_Supplied records_:
##############################

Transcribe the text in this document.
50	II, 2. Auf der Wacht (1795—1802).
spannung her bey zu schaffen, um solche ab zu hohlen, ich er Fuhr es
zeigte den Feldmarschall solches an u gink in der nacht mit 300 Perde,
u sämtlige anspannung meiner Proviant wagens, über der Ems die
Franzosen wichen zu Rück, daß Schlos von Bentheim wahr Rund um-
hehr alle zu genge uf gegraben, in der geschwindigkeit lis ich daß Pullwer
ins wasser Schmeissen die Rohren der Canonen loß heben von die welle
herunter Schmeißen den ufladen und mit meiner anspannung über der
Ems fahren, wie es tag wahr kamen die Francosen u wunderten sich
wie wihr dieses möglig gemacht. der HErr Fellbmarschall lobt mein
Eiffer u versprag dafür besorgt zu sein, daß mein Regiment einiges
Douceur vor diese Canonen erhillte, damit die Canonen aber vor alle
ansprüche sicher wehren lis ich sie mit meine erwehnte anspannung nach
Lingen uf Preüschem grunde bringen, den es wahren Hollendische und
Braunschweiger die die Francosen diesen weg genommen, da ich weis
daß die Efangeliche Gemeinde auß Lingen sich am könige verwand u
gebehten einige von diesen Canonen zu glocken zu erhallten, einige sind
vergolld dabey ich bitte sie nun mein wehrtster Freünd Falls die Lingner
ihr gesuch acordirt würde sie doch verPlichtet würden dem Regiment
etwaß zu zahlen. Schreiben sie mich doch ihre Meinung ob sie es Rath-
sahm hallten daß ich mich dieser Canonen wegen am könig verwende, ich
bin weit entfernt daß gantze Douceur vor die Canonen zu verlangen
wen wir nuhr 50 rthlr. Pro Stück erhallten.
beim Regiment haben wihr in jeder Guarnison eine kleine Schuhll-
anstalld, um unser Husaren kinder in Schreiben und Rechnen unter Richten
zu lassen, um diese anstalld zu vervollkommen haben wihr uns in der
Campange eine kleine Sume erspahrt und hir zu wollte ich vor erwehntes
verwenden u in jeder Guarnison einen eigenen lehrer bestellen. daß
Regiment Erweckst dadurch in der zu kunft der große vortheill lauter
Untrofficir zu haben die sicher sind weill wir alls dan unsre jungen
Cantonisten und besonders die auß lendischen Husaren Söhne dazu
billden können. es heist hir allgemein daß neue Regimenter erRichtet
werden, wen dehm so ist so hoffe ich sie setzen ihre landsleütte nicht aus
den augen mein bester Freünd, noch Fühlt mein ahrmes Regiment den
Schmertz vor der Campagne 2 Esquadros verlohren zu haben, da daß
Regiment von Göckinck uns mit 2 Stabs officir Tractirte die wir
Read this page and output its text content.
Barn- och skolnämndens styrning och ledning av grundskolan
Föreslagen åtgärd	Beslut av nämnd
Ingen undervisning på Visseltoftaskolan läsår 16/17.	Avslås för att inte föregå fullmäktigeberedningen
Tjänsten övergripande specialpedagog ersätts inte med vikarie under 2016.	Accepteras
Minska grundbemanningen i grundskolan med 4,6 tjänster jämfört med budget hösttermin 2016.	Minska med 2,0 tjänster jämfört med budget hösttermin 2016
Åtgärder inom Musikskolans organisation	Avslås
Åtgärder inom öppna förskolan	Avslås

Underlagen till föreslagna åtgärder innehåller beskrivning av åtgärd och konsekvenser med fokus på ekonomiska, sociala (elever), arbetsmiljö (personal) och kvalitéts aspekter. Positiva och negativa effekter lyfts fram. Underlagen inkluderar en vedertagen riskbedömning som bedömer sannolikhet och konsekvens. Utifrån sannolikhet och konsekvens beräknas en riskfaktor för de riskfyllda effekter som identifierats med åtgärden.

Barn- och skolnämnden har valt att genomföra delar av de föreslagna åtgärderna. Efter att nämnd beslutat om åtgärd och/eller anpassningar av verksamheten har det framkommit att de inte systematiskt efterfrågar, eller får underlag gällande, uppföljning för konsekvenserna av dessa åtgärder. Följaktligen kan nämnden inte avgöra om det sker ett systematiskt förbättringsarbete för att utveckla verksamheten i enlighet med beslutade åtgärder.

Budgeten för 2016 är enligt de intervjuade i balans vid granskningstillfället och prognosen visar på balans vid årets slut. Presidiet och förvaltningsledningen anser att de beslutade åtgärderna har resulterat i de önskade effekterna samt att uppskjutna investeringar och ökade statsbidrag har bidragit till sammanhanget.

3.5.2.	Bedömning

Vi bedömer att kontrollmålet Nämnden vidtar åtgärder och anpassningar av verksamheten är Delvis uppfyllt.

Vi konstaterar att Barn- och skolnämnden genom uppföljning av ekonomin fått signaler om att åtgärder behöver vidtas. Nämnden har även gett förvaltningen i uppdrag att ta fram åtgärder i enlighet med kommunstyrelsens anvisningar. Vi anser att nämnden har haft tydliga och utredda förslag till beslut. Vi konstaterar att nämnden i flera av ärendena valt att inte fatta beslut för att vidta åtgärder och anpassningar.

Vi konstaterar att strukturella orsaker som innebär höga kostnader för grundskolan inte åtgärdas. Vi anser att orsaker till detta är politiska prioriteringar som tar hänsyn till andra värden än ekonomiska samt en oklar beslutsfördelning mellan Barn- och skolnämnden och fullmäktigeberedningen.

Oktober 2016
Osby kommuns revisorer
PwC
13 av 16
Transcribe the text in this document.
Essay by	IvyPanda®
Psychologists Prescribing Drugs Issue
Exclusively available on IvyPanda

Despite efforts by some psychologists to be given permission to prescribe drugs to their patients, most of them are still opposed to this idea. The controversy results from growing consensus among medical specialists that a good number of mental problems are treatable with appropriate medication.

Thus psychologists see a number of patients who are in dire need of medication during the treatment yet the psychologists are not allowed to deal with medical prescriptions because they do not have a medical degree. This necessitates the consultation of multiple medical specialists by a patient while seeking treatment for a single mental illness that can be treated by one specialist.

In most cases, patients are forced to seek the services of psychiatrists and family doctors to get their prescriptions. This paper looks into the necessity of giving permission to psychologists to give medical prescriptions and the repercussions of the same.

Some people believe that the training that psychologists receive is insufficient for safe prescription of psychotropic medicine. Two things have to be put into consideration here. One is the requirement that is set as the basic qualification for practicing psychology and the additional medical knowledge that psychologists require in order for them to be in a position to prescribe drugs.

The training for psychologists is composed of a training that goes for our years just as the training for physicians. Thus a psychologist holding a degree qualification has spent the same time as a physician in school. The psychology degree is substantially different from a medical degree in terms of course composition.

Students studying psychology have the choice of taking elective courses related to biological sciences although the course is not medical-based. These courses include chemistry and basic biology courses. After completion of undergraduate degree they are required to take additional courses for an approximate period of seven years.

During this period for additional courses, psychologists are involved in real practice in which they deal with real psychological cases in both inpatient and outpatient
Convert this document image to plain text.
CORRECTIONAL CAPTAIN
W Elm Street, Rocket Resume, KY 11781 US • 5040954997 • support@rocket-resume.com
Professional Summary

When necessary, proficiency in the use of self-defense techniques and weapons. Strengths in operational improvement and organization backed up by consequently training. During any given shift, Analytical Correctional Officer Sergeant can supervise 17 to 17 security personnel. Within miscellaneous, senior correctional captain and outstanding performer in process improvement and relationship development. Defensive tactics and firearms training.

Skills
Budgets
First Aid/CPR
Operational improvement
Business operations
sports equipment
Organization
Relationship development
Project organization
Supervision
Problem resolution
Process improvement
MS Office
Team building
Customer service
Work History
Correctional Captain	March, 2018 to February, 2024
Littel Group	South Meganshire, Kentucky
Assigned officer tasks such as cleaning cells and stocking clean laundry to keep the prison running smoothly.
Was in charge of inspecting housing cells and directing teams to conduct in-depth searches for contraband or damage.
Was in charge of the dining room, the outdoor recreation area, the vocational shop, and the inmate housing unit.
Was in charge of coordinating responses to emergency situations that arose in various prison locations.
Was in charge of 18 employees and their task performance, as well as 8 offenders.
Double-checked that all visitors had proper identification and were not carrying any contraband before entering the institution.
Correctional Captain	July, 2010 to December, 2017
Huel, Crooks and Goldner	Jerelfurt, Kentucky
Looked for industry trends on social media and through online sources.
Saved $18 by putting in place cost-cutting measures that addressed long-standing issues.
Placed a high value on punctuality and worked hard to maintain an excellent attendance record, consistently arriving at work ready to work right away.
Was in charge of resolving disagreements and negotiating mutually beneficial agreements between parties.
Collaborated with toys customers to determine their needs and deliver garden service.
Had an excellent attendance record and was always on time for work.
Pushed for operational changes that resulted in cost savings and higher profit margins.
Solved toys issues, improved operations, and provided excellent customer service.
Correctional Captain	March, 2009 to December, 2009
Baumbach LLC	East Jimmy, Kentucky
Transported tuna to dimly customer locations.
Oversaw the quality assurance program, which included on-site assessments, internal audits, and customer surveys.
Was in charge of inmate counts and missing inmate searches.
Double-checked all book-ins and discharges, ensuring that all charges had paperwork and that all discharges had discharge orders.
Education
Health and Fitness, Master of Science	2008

##############################

_What is required_: Go line by line through the listing and count every line that includes the word "their". Only the total is needed.

_Response to this task_: 4